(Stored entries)

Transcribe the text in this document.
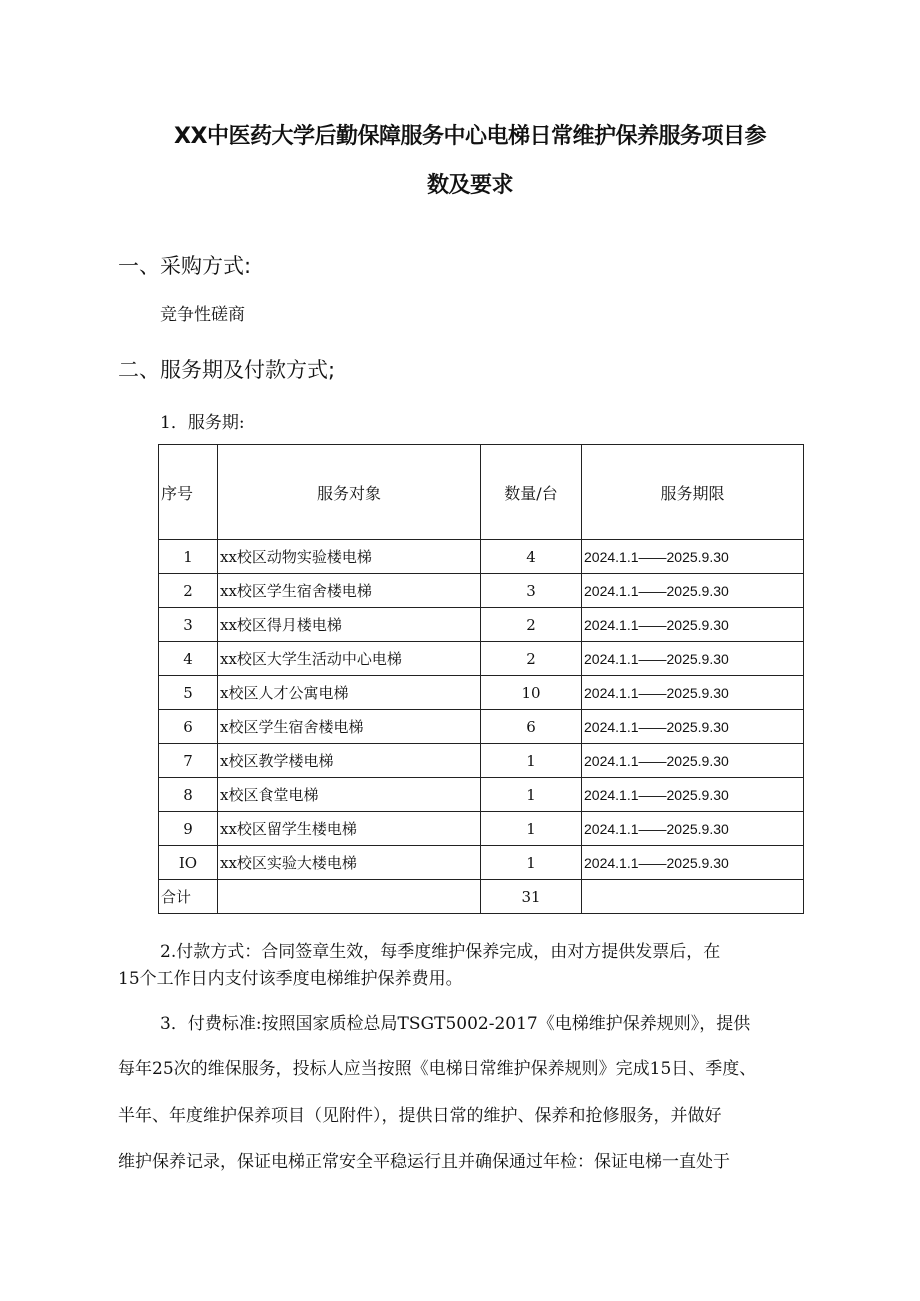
XX中医药大学后勤保障服务中心电梯日常维护保养服务项目参
数及要求
一、采购方式:
竞争性磋商
二、服务期及付款方式;
1．服务期:
序号	服务对象	数量/台	服务期限
1	xx校区动物实验楼电梯	4	2024.1.1——2025.9.30
2	xx校区学生宿舍楼电梯	3	2024.1.1——2025.9.30
3	xx校区得月楼电梯	2	2024.1.1——2025.9.30
4	xx校区大学生活动中心电梯	2	2024.1.1——2025.9.30
5	x校区人才公寓电梯	10	2024.1.1——2025.9.30
6	x校区学生宿舍楼电梯	6	2024.1.1——2025.9.30
7	x校区教学楼电梯	1	2024.1.1——2025.9.30
8	x校区食堂电梯	1	2024.1.1——2025.9.30
9	xx校区留学生楼电梯	1	2024.1.1——2025.9.30
IO	xx校区实验大楼电梯	1	2024.1.1——2025.9.30
合计		31	
2.付款方式：合同签章生效，每季度维护保养完成，由对方提供发票后，在
15个工作日内支付该季度电梯维护保养费用。
3．付费标准:按照国家质检总局TSGT5002-2017《电梯维护保养规则》，提供
每年25次的维保服务，投标人应当按照《电梯日常维护保养规则》完成15日、季度、
半年、年度维护保养项目（见附件），提供日常的维护、保养和抢修服务，并做好
维护保养记录，保证电梯正常安全平稳运行且并确保通过年检：保证电梯一直处于
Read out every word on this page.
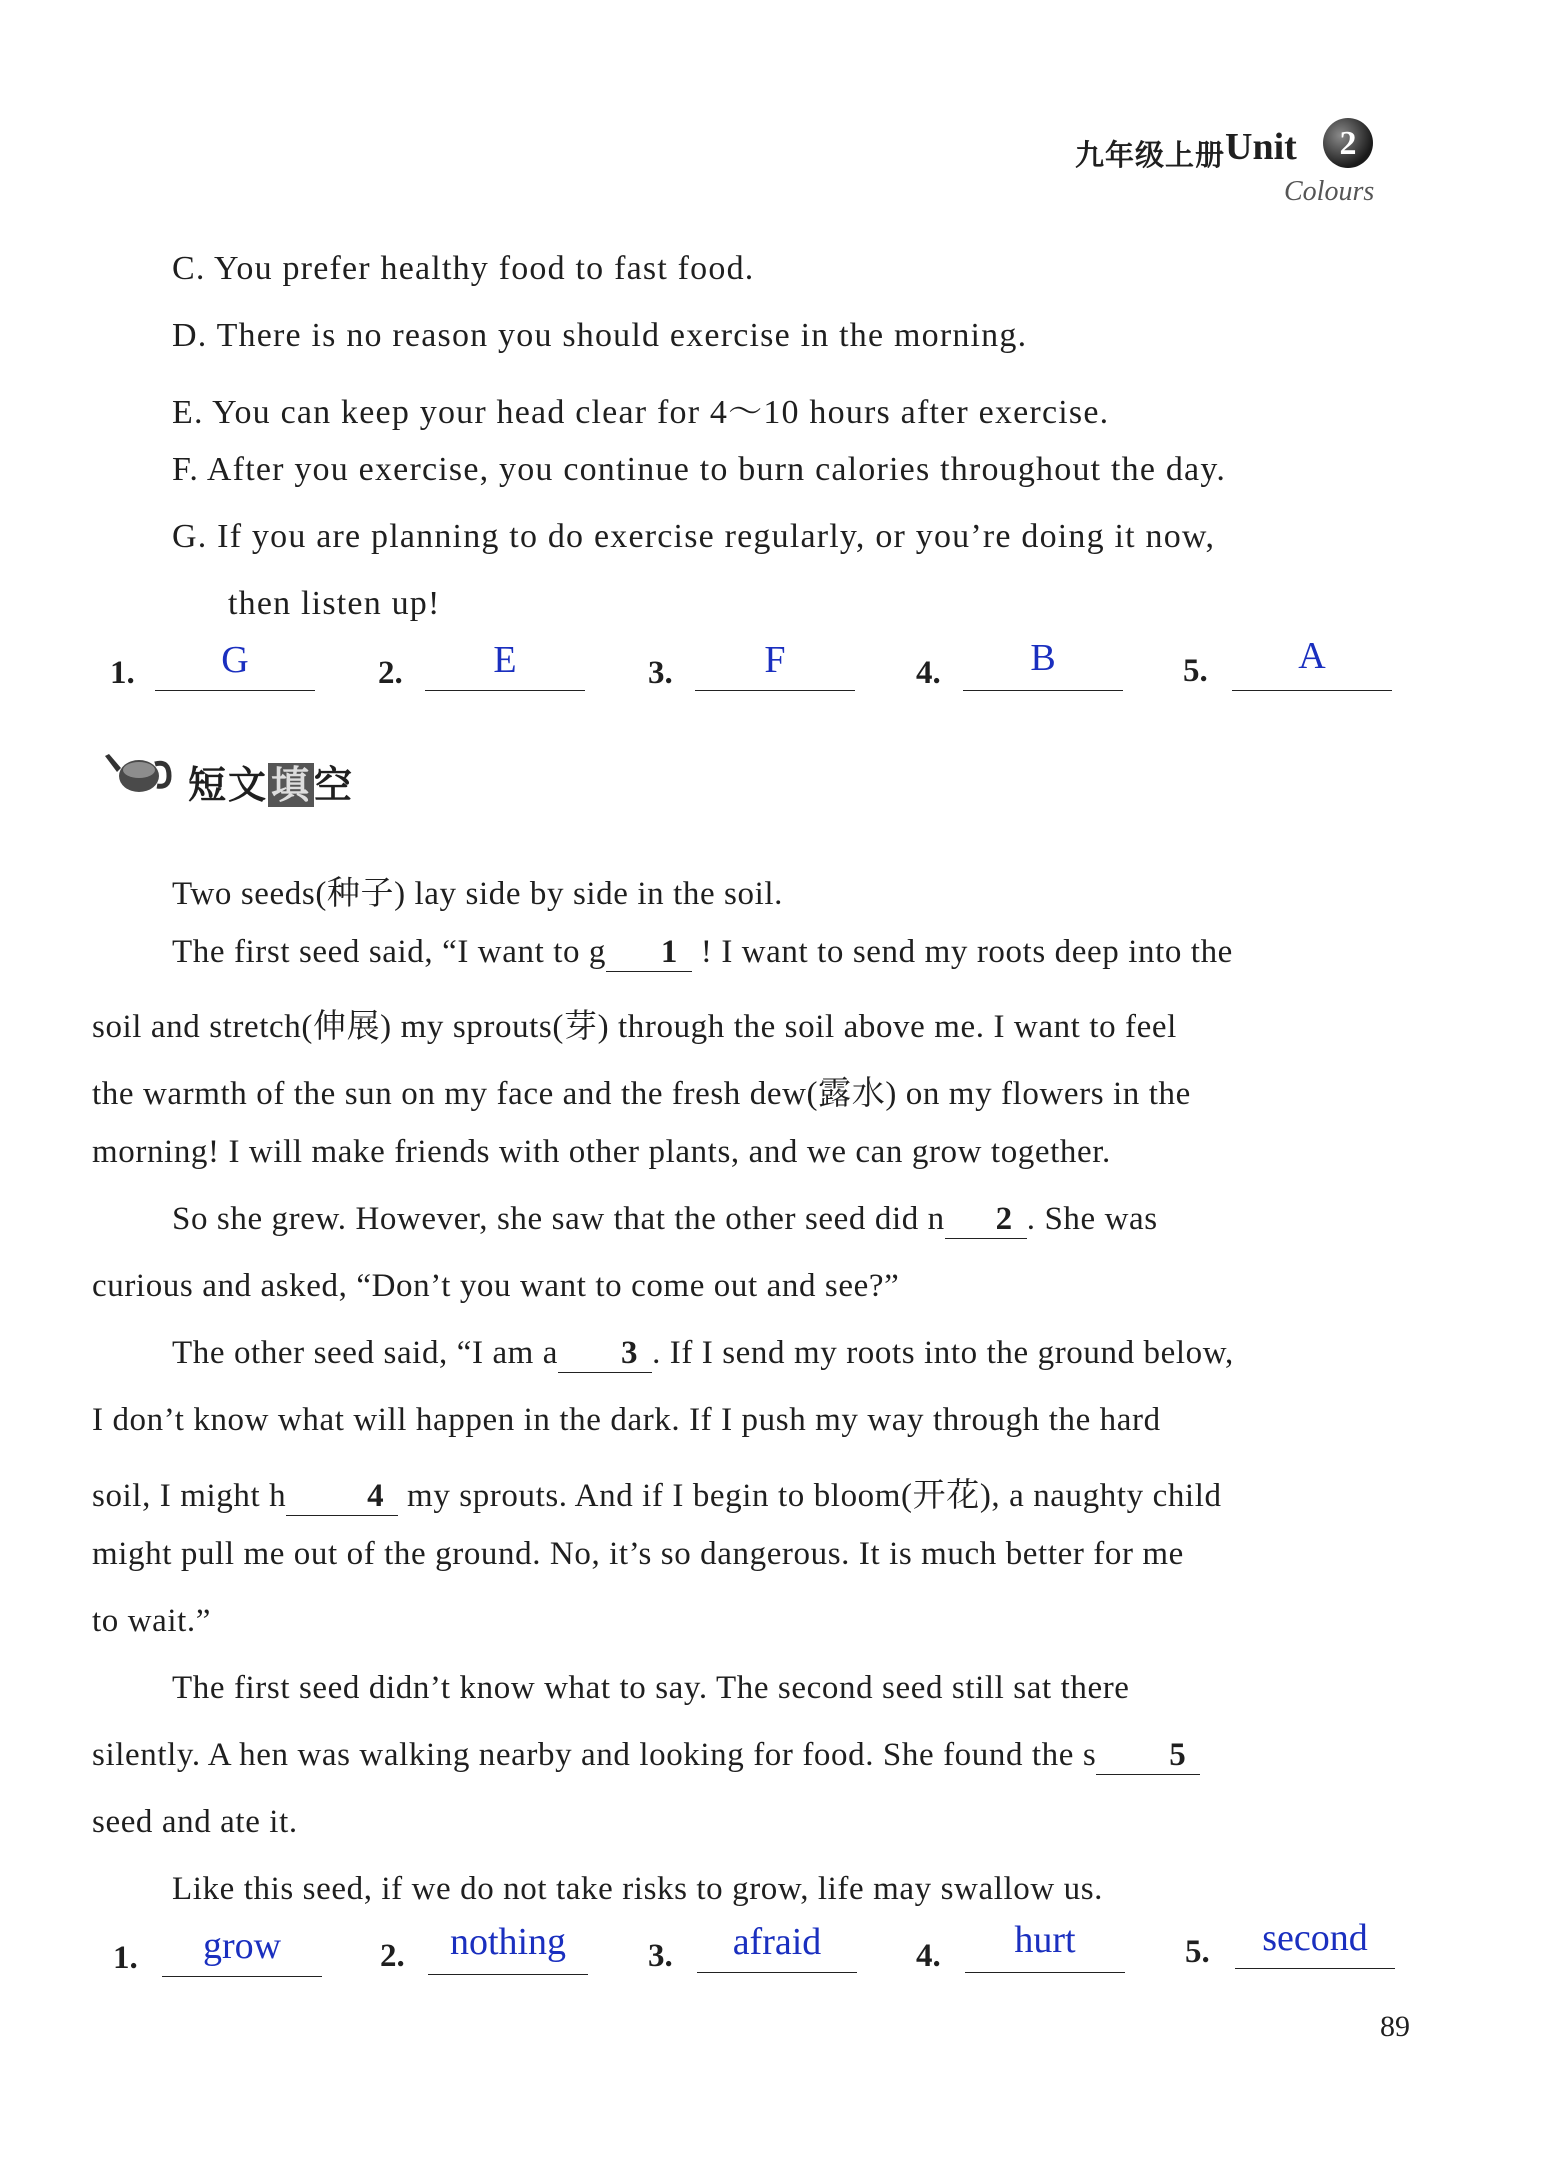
九年级上册 Unit	2
Colours
C. You prefer healthy food to fast food.
D. There is no reason you should exercise in the morning.
E. You can keep your head clear for 4～10 hours after exercise.
F. After you exercise, you continue to burn calories throughout the day.
G. If you are planning to do exercise regularly, or you’re doing it now,
then listen up!
1.	G	2.	E	3.	F	4.	B	5.	A
短文填空
Two seeds(种子) lay side by side in the soil.
The first seed said, “I want to g 1 ! I want to send my roots deep into the
soil and stretch(伸展) my sprouts(芽) through the soil above me. I want to feel
the warmth of the sun on my face and the fresh dew(露水) on my flowers in the
morning! I will make friends with other plants, and we can grow together.
So she grew. However, she saw that the other seed did n 2 . She was
curious and asked, “Don’t you want to come out and see?”
The other seed said, “I am a 3 . If I send my roots into the ground below,
I don’t know what will happen in the dark. If I push my way through the hard
soil, I might h 4 my sprouts. And if I begin to bloom(开花), a naughty child
might pull me out of the ground. No, it’s so dangerous. It is much better for me
to wait.”
The first seed didn’t know what to say. The second seed still sat there
silently. A hen was walking nearby and looking for food. She found the s 5
seed and ate it.
Like this seed, if we do not take risks to grow, life may swallow us.
1.	grow	2.	nothing	3.	afraid	4.	hurt	5.	second
89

Task:
Every line of the material is to be quoted exactly, with no pictures carried over.

Correct response:
Transcribe the text in this document.
XX中医药大学后勤保障服务中心电梯日常维护保养服务项目参
数及要求
一、采购方式:
竞争性磋商
二、服务期及付款方式;
1．服务期:
序号	服务对象	数量/台	服务期限
1	xx校区动物实验楼电梯	4	2024.1.1——2025.9.30
2	xx校区学生宿舍楼电梯	3	2024.1.1——2025.9.30
3	xx校区得月楼电梯	2	2024.1.1——2025.9.30
4	xx校区大学生活动中心电梯	2	2024.1.1——2025.9.30
5	x校区人才公寓电梯	10	2024.1.1——2025.9.30
6	x校区学生宿舍楼电梯	6	2024.1.1——2025.9.30
7	x校区教学楼电梯	1	2024.1.1——2025.9.30
8	x校区食堂电梯	1	2024.1.1——2025.9.30
9	xx校区留学生楼电梯	1	2024.1.1——2025.9.30
IO	xx校区实验大楼电梯	1	2024.1.1——2025.9.30
合计		31	
2.付款方式：合同签章生效，每季度维护保养完成，由对方提供发票后，在
15个工作日内支付该季度电梯维护保养费用。
3．付费标准:按照国家质检总局TSGT5002-2017《电梯维护保养规则》，提供
每年25次的维保服务，投标人应当按照《电梯日常维护保养规则》完成15日、季度、
半年、年度维护保养项目（见附件），提供日常的维护、保养和抢修服务，并做好
维护保养记录，保证电梯正常安全平稳运行且并确保通过年检：保证电梯一直处于
Read out every word on this page.
九年级上册 Unit	2
Colours
C. You prefer healthy food to fast food.
D. There is no reason you should exercise in the morning.
E. You can keep your head clear for 4～10 hours after exercise.
F. After you exercise, you continue to burn calories throughout the day.
G. If you are planning to do exercise regularly, or you’re doing it now,
then listen up!
1.	G	2.	E	3.	F	4.	B	5.	A
短文填空
Two seeds(种子) lay side by side in the soil.
The first seed said, “I want to g 1 ! I want to send my roots deep into the
soil and stretch(伸展) my sprouts(芽) through the soil above me. I want to feel
the warmth of the sun on my face and the fresh dew(露水) on my flowers in the
morning! I will make friends with other plants, and we can grow together.
So she grew. However, she saw that the other seed did n 2 . She was
curious and asked, “Don’t you want to come out and see?”
The other seed said, “I am a 3 . If I send my roots into the ground below,
I don’t know what will happen in the dark. If I push my way through the hard
soil, I might h 4 my sprouts. And if I begin to bloom(开花), a naughty child
might pull me out of the ground. No, it’s so dangerous. It is much better for me
to wait.”
The first seed didn’t know what to say. The second seed still sat there
silently. A hen was walking nearby and looking for food. She found the s 5
seed and ate it.
Like this seed, if we do not take risks to grow, life may swallow us.
1.	grow	2.	nothing	3.	afraid	4.	hurt	5.	second
89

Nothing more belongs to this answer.